* start Records provided *
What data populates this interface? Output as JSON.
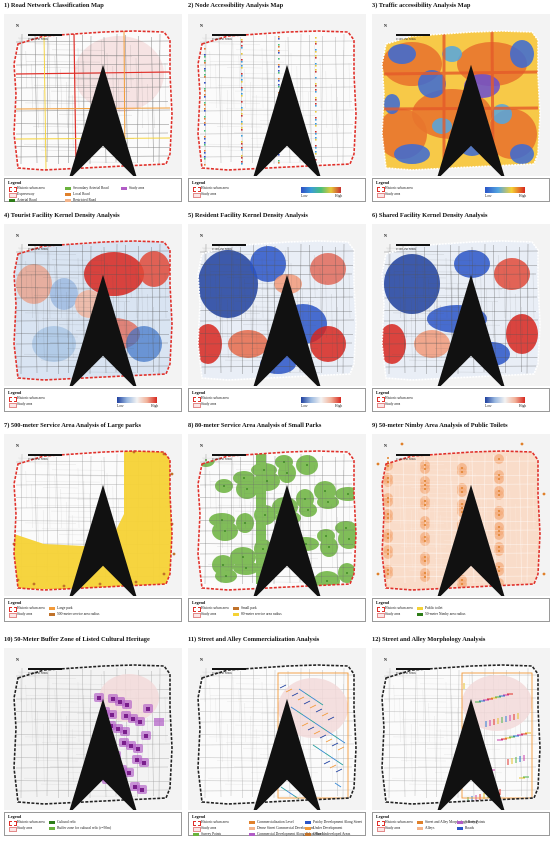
{
  "panels": [
    {
      "title": "1) Road Network Classification Map",
      "type": "roads",
      "legend": {
        "title": "Legend",
        "items": [
          "Historic urban area",
          "Expressway",
          "Arterial Road",
          "Secondary Arterial Road",
          "Local Road",
          "Restricted Road",
          "Study area"
        ]
      }
    },
    {
      "title": "2) Node Accessibility Analysis Map",
      "type": "nodes",
      "legend": {
        "title": "Legend",
        "items": [
          "Historic urban area",
          "Study area",
          "Low",
          "High"
        ]
      }
    },
    {
      "title": "3) Traffic accessibility Analysis Map",
      "type": "traffic",
      "legend": {
        "title": "Legend",
        "items": [
          "Historic urban area",
          "Study area",
          "Low",
          "High"
        ]
      }
    },
    {
      "title": "4) Tourist Facility Kernel Density Analysis",
      "type": "kd1",
      "legend": {
        "title": "Legend",
        "items": [
          "Historic urban area",
          "Study area",
          "Low",
          "High"
        ]
      }
    },
    {
      "title": "5) Resident Facility Kernel Density Analysis",
      "type": "kd2",
      "legend": {
        "title": "Legend",
        "items": [
          "Historic urban area",
          "Study area",
          "Low",
          "High"
        ]
      }
    },
    {
      "title": "6) Shared Facility Kernel Density Analysis",
      "type": "kd3",
      "legend": {
        "title": "Legend",
        "items": [
          "Historic urban area",
          "Study area",
          "Low",
          "High"
        ]
      }
    },
    {
      "title": "7) 500-meter Service Area Analysis of Large parks",
      "type": "parks_large",
      "legend": {
        "title": "Legend",
        "items": [
          "Historic urban area",
          "Study area",
          "Large park",
          "500-meter service area radius"
        ]
      }
    },
    {
      "title": "8) 80-meter Service Area Analysis of Small Parks",
      "type": "parks_small",
      "legend": {
        "title": "Legend",
        "items": [
          "Historic urban area",
          "Study area",
          "Small park",
          "80-meter service area radius"
        ]
      }
    },
    {
      "title": "9) 50-meter Nimby Area Analysis of Public Toilets",
      "type": "toilets",
      "legend": {
        "title": "Legend",
        "items": [
          "Historic urban area",
          "Study area",
          "Public toilet",
          "50-meter Nimby area radius"
        ]
      }
    },
    {
      "title": "10) 50-Meter Buffer Zone of Listed Cultural Heritage",
      "type": "heritage",
      "legend": {
        "title": "Legend",
        "items": [
          "Historic urban area",
          "Study area",
          "Cultural relic",
          "Buffer zone for cultural relic (r=50m)"
        ]
      }
    },
    {
      "title": "11) Street and Alley Commercialization Analysis",
      "type": "commercial",
      "legend": {
        "title": "Legend",
        "items": [
          "Historic urban area",
          "Study area",
          "Survey Points",
          "Commercialization Level",
          "Dense Street Commercial Development",
          "Commercial Development Along Urban Roads",
          "Patchy Development Along Street",
          "Under Development",
          "Other Undeveloped Areas"
        ]
      }
    },
    {
      "title": "12) Street and Alley Morphology Analysis",
      "type": "morphology",
      "legend": {
        "title": "Legend",
        "items": [
          "Historic urban area",
          "Study area",
          "Street and Alley Morphology Rating",
          "Alleys",
          "Survey Points",
          "Roads"
        ]
      }
    }
  ],
  "scale_text": "0  100  250     500m",
  "north_label": "N",
  "colors": {
    "boundary": "#e0302a",
    "blue": "#2a55c8",
    "red": "#d7261e",
    "yellow": "#f5d235",
    "green": "#6ab23c",
    "peach": "#f4b48a",
    "purple": "#b15cc6"
  }
}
* end Records provided *
__Task instructions__
Scan the data above; copy every line where "Commercialization" appears.

__Solution for this task__
      "title": "11) Street and Alley Commercialization Analysis",
          "Commercialization Level",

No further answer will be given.